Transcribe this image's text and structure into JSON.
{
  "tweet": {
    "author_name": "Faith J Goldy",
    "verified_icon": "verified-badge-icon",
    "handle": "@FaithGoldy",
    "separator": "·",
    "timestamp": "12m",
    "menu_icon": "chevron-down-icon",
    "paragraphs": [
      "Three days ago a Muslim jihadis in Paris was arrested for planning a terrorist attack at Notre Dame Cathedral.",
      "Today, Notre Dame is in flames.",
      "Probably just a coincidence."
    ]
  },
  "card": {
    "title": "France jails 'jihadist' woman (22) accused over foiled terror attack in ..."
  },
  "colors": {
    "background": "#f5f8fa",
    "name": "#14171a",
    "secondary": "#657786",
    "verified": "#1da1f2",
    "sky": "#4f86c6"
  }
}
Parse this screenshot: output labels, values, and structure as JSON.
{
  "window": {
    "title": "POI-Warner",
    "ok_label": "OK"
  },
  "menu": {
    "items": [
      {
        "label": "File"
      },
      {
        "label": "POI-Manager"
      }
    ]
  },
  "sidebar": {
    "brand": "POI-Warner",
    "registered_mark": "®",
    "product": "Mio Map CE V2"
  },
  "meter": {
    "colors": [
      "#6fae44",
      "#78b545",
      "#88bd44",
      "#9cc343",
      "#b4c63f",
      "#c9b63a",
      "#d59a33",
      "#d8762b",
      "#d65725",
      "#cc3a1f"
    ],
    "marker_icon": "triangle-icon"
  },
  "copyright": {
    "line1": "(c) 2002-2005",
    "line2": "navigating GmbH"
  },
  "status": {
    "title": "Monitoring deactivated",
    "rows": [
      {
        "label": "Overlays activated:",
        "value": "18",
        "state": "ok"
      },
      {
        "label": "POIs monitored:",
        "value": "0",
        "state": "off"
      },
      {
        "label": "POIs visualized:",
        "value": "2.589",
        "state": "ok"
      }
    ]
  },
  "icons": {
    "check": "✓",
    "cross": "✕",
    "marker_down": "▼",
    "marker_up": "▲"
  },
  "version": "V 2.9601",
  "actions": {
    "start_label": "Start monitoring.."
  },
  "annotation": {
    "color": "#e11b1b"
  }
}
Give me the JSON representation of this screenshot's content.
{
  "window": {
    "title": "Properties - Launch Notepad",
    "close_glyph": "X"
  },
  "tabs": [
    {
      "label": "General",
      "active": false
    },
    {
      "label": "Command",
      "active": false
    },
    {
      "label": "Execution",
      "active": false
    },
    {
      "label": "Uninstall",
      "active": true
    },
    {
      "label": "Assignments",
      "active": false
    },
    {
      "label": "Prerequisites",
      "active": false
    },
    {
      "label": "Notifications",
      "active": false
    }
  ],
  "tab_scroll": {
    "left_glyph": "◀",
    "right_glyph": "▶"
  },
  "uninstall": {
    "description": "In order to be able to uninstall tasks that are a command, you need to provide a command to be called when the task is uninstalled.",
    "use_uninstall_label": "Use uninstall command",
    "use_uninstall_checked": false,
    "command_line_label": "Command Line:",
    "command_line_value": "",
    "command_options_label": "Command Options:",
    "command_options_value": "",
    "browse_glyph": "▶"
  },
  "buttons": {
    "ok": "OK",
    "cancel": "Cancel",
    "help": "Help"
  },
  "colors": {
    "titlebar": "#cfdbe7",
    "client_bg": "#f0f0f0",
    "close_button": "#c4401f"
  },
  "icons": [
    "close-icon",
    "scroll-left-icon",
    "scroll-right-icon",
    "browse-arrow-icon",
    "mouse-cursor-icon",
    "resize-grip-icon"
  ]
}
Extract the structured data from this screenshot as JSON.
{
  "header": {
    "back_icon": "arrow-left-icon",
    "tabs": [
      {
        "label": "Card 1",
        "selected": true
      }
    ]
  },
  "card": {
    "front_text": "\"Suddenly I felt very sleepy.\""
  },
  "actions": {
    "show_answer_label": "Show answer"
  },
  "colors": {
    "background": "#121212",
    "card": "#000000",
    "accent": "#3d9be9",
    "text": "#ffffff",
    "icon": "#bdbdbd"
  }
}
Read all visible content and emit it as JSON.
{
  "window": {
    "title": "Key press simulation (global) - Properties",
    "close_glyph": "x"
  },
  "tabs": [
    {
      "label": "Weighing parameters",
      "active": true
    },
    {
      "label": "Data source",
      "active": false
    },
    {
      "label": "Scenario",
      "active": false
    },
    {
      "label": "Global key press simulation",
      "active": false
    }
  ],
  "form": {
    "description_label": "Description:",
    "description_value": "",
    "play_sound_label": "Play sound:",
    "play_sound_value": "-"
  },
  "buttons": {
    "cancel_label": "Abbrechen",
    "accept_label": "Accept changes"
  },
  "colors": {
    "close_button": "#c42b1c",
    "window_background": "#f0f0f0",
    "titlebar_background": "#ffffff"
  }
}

####################

Beginning at the line that holds "Read all visible content and emit it as JSON.", reproduce each line of the records above down to and including the last one.

## Complete response
Read all visible content and emit it as JSON.
{
  "window": {
    "title": "Key press simulation (global) - Properties",
    "close_glyph": "x"
  },
  "tabs": [
    {
      "label": "Weighing parameters",
      "active": true
    },
    {
      "label": "Data source",
      "active": false
    },
    {
      "label": "Scenario",
      "active": false
    },
    {
      "label": "Global key press simulation",
      "active": false
    }
  ],
  "form": {
    "description_label": "Description:",
    "description_value": "",
    "play_sound_label": "Play sound:",
    "play_sound_value": "-"
  },
  "buttons": {
    "cancel_label": "Abbrechen",
    "accept_label": "Accept changes"
  },
  "colors": {
    "close_button": "#c42b1c",
    "window_background": "#f0f0f0",
    "titlebar_background": "#ffffff"
  }
}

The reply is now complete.